- _TASK TO CARRY OUT_: Leaving out the pictures, retype all the material exactly.
======== RECORDS TO USE ========
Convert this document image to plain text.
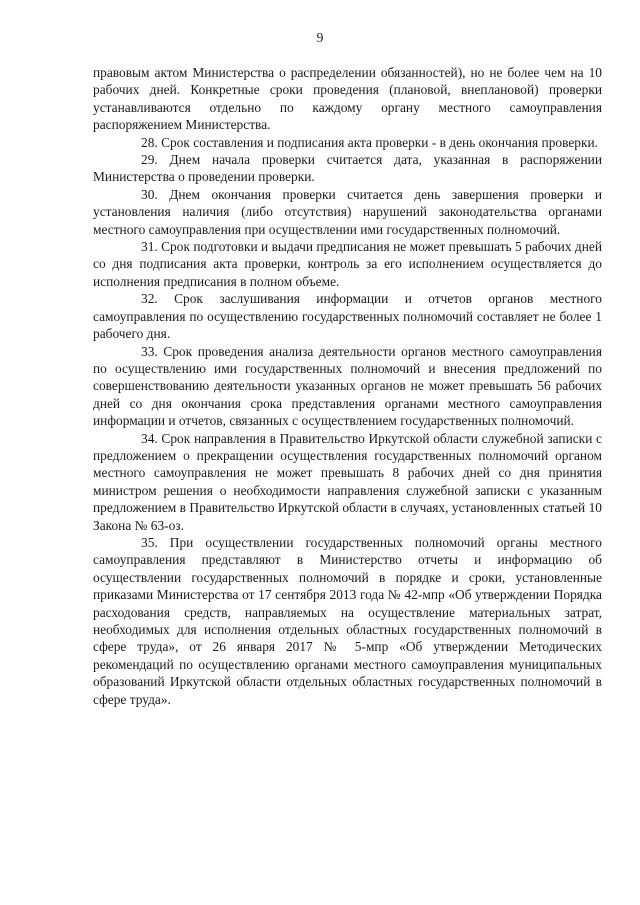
9

правовым актом Министерства о распределении обязанностей), но не более чем на 10 рабочих дней. Конкретные сроки проведения (плановой, внеплановой) проверки устанавливаются отдельно по каждому органу местного самоуправления распоряжением Министерства.

28. Срок составления и подписания акта проверки - в день окончания проверки.

29. Днем начала проверки считается дата, указанная в распоряжении Министерства о проведении проверки.

30. Днем окончания проверки считается день завершения проверки и установления наличия (либо отсутствия) нарушений законодательства органами местного самоуправления при осуществлении ими государственных полномочий.

31. Срок подготовки и выдачи предписания не может превышать 5 рабочих дней со дня подписания акта проверки, контроль за его исполнением осуществляется до исполнения предписания в полном объеме.

32. Срок заслушивания информации и отчетов органов местного самоуправления по осуществлению государственных полномочий составляет не более 1 рабочего дня.

33. Срок проведения анализа деятельности органов местного самоуправления по осуществлению ими государственных полномочий и внесения предложений по совершенствованию деятельности указанных органов не может превышать 56 рабочих дней со дня окончания срока представления органами местного самоуправления информации и отчетов, связанных с осуществлением государственных полномочий.

34. Срок направления в Правительство Иркутской области служебной записки с предложением о прекращении осуществления государственных полномочий органом местного самоуправления не может превышать 8 рабочих дней со дня принятия министром решения о необходимости направления служебной записки с указанным предложением в Правительство Иркутской области в случаях, установленных статьей 10 Закона № 63-оз.

35. При осуществлении государственных полномочий органы местного самоуправления представляют в Министерство отчеты и информацию об осуществлении государственных полномочий в порядке и сроки, установленные приказами Министерства от 17 сентября 2013 года № 42-мпр «Об утверждении Порядка расходования средств, направляемых на осуществление материальных затрат, необходимых для исполнения отдельных областных государственных полномочий в сфере труда», от 26 января 2017 № 5-мпр «Об утверждении Методических рекомендаций по осуществлению органами местного самоуправления муниципальных образований Иркутской области отдельных областных государственных полномочий в сфере труда».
========
- _TASK OUTPUT_:
Convert this document image to plain text.
9

правовым актом Министерства о распределении обязанностей), но не более чем на 10 рабочих дней. Конкретные сроки проведения (плановой, внеплановой) проверки устанавливаются отдельно по каждому органу местного самоуправления распоряжением Министерства.

28. Срок составления и подписания акта проверки - в день окончания проверки.

29. Днем начала проверки считается дата, указанная в распоряжении Министерства о проведении проверки.

30. Днем окончания проверки считается день завершения проверки и установления наличия (либо отсутствия) нарушений законодательства органами местного самоуправления при осуществлении ими государственных полномочий.

31. Срок подготовки и выдачи предписания не может превышать 5 рабочих дней со дня подписания акта проверки, контроль за его исполнением осуществляется до исполнения предписания в полном объеме.

32. Срок заслушивания информации и отчетов органов местного самоуправления по осуществлению государственных полномочий составляет не более 1 рабочего дня.

33. Срок проведения анализа деятельности органов местного самоуправления по осуществлению ими государственных полномочий и внесения предложений по совершенствованию деятельности указанных органов не может превышать 56 рабочих дней со дня окончания срока представления органами местного самоуправления информации и отчетов, связанных с осуществлением государственных полномочий.

34. Срок направления в Правительство Иркутской области служебной записки с предложением о прекращении осуществления государственных полномочий органом местного самоуправления не может превышать 8 рабочих дней со дня принятия министром решения о необходимости направления служебной записки с указанным предложением в Правительство Иркутской области в случаях, установленных статьей 10 Закона № 63-оз.

35. При осуществлении государственных полномочий органы местного самоуправления представляют в Министерство отчеты и информацию об осуществлении государственных полномочий в порядке и сроки, установленные приказами Министерства от 17 сентября 2013 года № 42-мпр «Об утверждении Порядка расходования средств, направляемых на осуществление материальных затрат, необходимых для исполнения отдельных областных государственных полномочий в сфере труда», от 26 января 2017 № 5-мпр «Об утверждении Методических рекомендаций по осуществлению органами местного самоуправления муниципальных образований Иркутской области отдельных областных государственных полномочий в сфере труда».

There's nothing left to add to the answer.